--- START ---

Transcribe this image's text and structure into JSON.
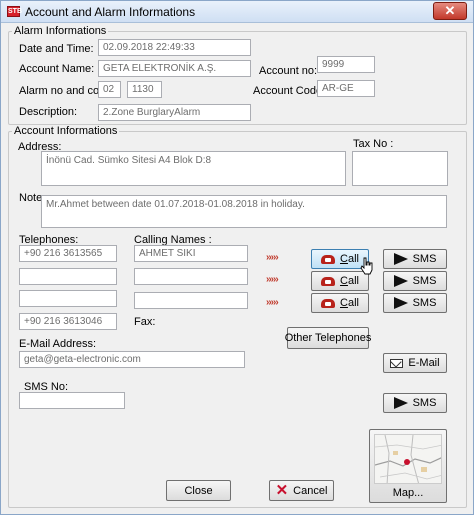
{
  "window": {
    "title": "Account and Alarm Informations",
    "app_icon_text": "STB",
    "close_glyph": "✕"
  },
  "alarm_group": {
    "legend": "Alarm Informations",
    "date_label": "Date and Time:",
    "date_value": "02.09.2018 22:49:33",
    "account_name_label": "Account Name:",
    "account_name_value": "GETA ELEKTRONİK A.Ş.",
    "account_no_label": "Account no:",
    "account_no_value": "9999",
    "alarm_no_label": "Alarm no and code:",
    "alarm_no_value": "02",
    "alarm_code_value": "1130",
    "account_code_label": "Account Code:",
    "account_code_value": "AR-GE",
    "description_label": "Description:",
    "description_value": "2.Zone BurglaryAlarm"
  },
  "account_group": {
    "legend": "Account Informations",
    "address_label": "Address:",
    "address_value": "İnönü Cad. Sümko Sitesi A4 Blok D:8",
    "tax_label": "Tax No :",
    "tax_value": "",
    "note_label": "Note:",
    "note_value": "Mr.Ahmet between date 01.07.2018-01.08.2018 in holiday.",
    "telephones_label": "Telephones:",
    "calling_names_label": "Calling Names :",
    "phones": [
      "+90 216 3613565",
      "",
      ""
    ],
    "calling_names": [
      "AHMET SIKI",
      "",
      ""
    ],
    "arrows": "›››››",
    "fax_value": "+90 216 3613046",
    "fax_label": "Fax:",
    "other_telephones_label": "Other Telephones",
    "email_label": "E-Mail Address:",
    "email_value": "geta@geta-electronic.com",
    "email_button_label": "E-Mail",
    "sms_no_label": "SMS No:",
    "sms_no_value": ""
  },
  "buttons": {
    "call_label": "Call",
    "sms_label": "SMS",
    "close_label": "Close",
    "cancel_label": "Cancel",
    "map_label": "Map..."
  },
  "colors": {
    "accent": "#3c7fb1",
    "arrow_red": "#c0392b",
    "cancel_red": "#c8102e"
  }
}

--- END ---

DIRECTIVE: Copy out the listing exactly as it stands, but not the pictures.

REPLY:
Transcribe this image's text and structure into JSON.
{
  "window": {
    "title": "Account and Alarm Informations",
    "app_icon_text": "STB",
    "close_glyph": "✕"
  },
  "alarm_group": {
    "legend": "Alarm Informations",
    "date_label": "Date and Time:",
    "date_value": "02.09.2018 22:49:33",
    "account_name_label": "Account Name:",
    "account_name_value": "GETA ELEKTRONİK A.Ş.",
    "account_no_label": "Account no:",
    "account_no_value": "9999",
    "alarm_no_label": "Alarm no and code:",
    "alarm_no_value": "02",
    "alarm_code_value": "1130",
    "account_code_label": "Account Code:",
    "account_code_value": "AR-GE",
    "description_label": "Description:",
    "description_value": "2.Zone BurglaryAlarm"
  },
  "account_group": {
    "legend": "Account Informations",
    "address_label": "Address:",
    "address_value": "İnönü Cad. Sümko Sitesi A4 Blok D:8",
    "tax_label": "Tax No :",
    "tax_value": "",
    "note_label": "Note:",
    "note_value": "Mr.Ahmet between date 01.07.2018-01.08.2018 in holiday.",
    "telephones_label": "Telephones:",
    "calling_names_label": "Calling Names :",
    "phones": [
      "+90 216 3613565",
      "",
      ""
    ],
    "calling_names": [
      "AHMET SIKI",
      "",
      ""
    ],
    "arrows": "›››››",
    "fax_value": "+90 216 3613046",
    "fax_label": "Fax:",
    "other_telephones_label": "Other Telephones",
    "email_label": "E-Mail Address:",
    "email_value": "geta@geta-electronic.com",
    "email_button_label": "E-Mail",
    "sms_no_label": "SMS No:",
    "sms_no_value": ""
  },
  "buttons": {
    "call_label": "Call",
    "sms_label": "SMS",
    "close_label": "Close",
    "cancel_label": "Cancel",
    "map_label": "Map..."
  },
  "colors": {
    "accent": "#3c7fb1",
    "arrow_red": "#c0392b",
    "cancel_red": "#c8102e"
  }
}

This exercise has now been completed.